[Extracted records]
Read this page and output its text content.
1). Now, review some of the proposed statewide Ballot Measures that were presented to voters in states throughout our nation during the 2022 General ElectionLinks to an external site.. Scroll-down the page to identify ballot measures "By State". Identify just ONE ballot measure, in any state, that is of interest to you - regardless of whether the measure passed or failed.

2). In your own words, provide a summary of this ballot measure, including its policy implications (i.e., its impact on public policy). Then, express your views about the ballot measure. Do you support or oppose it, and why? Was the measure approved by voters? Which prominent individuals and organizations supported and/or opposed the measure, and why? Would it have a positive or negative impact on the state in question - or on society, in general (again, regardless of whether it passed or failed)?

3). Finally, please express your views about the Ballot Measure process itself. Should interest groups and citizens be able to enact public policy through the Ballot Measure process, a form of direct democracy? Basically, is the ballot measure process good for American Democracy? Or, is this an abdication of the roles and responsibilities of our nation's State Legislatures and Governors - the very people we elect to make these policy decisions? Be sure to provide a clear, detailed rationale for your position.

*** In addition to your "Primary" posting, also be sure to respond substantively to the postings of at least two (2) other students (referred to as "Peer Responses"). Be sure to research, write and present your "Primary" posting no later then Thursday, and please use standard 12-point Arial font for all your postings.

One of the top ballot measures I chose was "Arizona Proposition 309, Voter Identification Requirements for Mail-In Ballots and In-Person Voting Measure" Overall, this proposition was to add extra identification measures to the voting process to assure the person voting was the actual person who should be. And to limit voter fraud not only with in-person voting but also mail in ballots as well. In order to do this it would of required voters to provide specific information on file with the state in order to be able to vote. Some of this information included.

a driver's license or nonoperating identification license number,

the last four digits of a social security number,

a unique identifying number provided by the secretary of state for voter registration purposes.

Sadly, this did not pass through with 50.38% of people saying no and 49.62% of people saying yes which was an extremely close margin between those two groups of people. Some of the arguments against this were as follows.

#### STATED TASK
Go through the data and gather every line that holds "express".

#### THE COMPLETED TASK
2). In your own words, provide a summary of this ballot measure, including its policy implications (i.e., its impact on public policy). Then, express your views about the ballot measure. Do you support or oppose it, and why? Was the measure approved by voters? Which prominent individuals and organizations supported and/or opposed the measure, and why? Would it have a positive or negative impact on the state in question - or on society, in general (again, regardless of whether it passed or failed)?
3). Finally, please express your views about the Ballot Measure process itself. Should interest groups and citizens be able to enact public policy through the Ballot Measure process, a form of direct democracy? Basically, is the ballot measure process good for American Democracy? Or, is this an abdication of the roles and responsibilities of our nation's State Legislatures and Governors - the very people we elect to make these policy decisions? Be sure to provide a clear, detailed rationale for your position.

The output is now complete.